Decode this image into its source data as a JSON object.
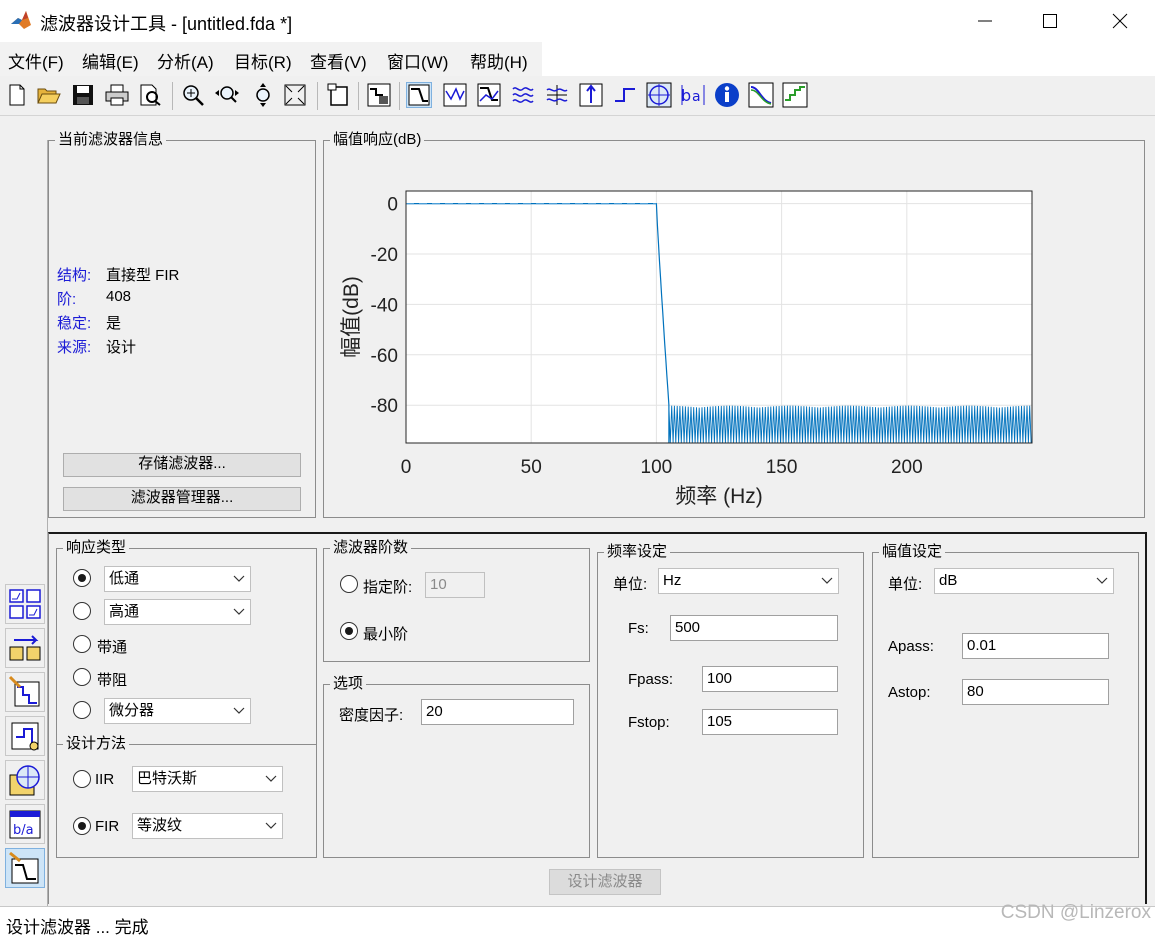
{
  "window": {
    "title": "滤波器设计工具 -  [untitled.fda *]",
    "controls": {
      "minimize": "minimize-icon",
      "maximize": "maximize-icon",
      "close": "close-icon"
    }
  },
  "menu": [
    "文件(F)",
    "编辑(E)",
    "分析(A)",
    "目标(R)",
    "查看(V)",
    "窗口(W)",
    "帮助(H)"
  ],
  "toolbar": {
    "file_icons": [
      "new-file-icon",
      "open-folder-icon",
      "save-icon",
      "print-icon",
      "print-preview-icon"
    ],
    "zoom_icons": [
      "zoom-in-icon",
      "zoom-x-icon",
      "zoom-y-icon",
      "full-view-icon"
    ],
    "analysis_icons": [
      "magnitude-response-icon",
      "phase-response-icon",
      "magnitude-phase-icon",
      "group-delay-icon",
      "phase-delay-icon",
      "impulse-response-icon",
      "step-response-icon",
      "pole-zero-icon",
      "filter-coefficients-icon",
      "filter-info-icon",
      "magnitude-estimate-icon",
      "round-off-noise-icon"
    ],
    "active_tool": "magnitude-response-icon"
  },
  "left_tools": [
    "transform-filter-icon",
    "realize-model-icon",
    "import-filter-icon",
    "pole-zero-editor-icon",
    "multirate-icon",
    "quantize-icon",
    "design-filter-icon"
  ],
  "info": {
    "title": "当前滤波器信息",
    "rows": [
      {
        "label": "结构:",
        "value": "直接型 FIR"
      },
      {
        "label": "阶:",
        "value": "408"
      },
      {
        "label": "稳定:",
        "value": "是"
      },
      {
        "label": "来源:",
        "value": "设计"
      }
    ],
    "store_button": "存储滤波器...",
    "manager_button": "滤波器管理器..."
  },
  "plot": {
    "panel_title": "幅值响应(dB)"
  },
  "chart_data": {
    "type": "line",
    "title": "",
    "xlabel": "频率 (Hz)",
    "ylabel": "幅值(dB)",
    "xlim": [
      0,
      250
    ],
    "ylim": [
      -95,
      5
    ],
    "xticks": [
      "0",
      "50",
      "100",
      "150",
      "200"
    ],
    "yticks": [
      "0",
      "-20",
      "-40",
      "-60",
      "-80"
    ],
    "grid": true,
    "series": [
      {
        "description": "dashed reference ideal",
        "style": "dashed",
        "points": [
          [
            0,
            0
          ],
          [
            100,
            0
          ]
        ]
      },
      {
        "style": "solid",
        "passband": {
          "x": [
            0,
            100
          ],
          "y": 0
        },
        "transition": {
          "x": [
            100,
            105
          ],
          "y": [
            0,
            -80
          ]
        },
        "stopband": {
          "x": [
            105,
            250
          ],
          "y_max": -80,
          "y_min": -95
        }
      }
    ]
  },
  "response_type": {
    "title": "响应类型",
    "options": [
      {
        "label": "低通",
        "kind": "select",
        "checked": true
      },
      {
        "label": "高通",
        "kind": "select",
        "checked": false
      },
      {
        "label": "带通",
        "kind": "text",
        "checked": false
      },
      {
        "label": "带阻",
        "kind": "text",
        "checked": false
      },
      {
        "label": "微分器",
        "kind": "select",
        "checked": false
      }
    ]
  },
  "design_method": {
    "title": "设计方法",
    "options": [
      {
        "label": "IIR",
        "value": "巴特沃斯",
        "checked": false
      },
      {
        "label": "FIR",
        "value": "等波纹",
        "checked": true
      }
    ]
  },
  "filter_order": {
    "title": "滤波器阶数",
    "specify_label": "指定阶:",
    "specify_value": "10",
    "specify_checked": false,
    "minimum_label": "最小阶",
    "minimum_checked": true
  },
  "options": {
    "title": "选项",
    "density_label": "密度因子:",
    "density_value": "20"
  },
  "freq_spec": {
    "title": "频率设定",
    "units_label": "单位:",
    "units_value": "Hz",
    "fields": [
      {
        "label": "Fs:",
        "value": "500"
      },
      {
        "label": "Fpass:",
        "value": "100"
      },
      {
        "label": "Fstop:",
        "value": "105"
      }
    ]
  },
  "mag_spec": {
    "title": "幅值设定",
    "units_label": "单位:",
    "units_value": "dB",
    "fields": [
      {
        "label": "Apass:",
        "value": "0.01"
      },
      {
        "label": "Astop:",
        "value": "80"
      }
    ]
  },
  "design_button": "设计滤波器",
  "status": "设计滤波器 ... 完成",
  "watermark": "CSDN @Linzerox",
  "colors": {
    "plot_line": "#0072bd",
    "dashed": "#4d9fd8",
    "info_label": "#1b1bd6",
    "active_tool": "#cde4f7"
  }
}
- - -
--- GIVEN PROBLEM ---
Using the entries above, find all lines with "phase". Copy them.

--- COMPLETE OUTPUT ---
      "phase-response-icon",
      "magnitude-phase-icon",
      "phase-delay-icon",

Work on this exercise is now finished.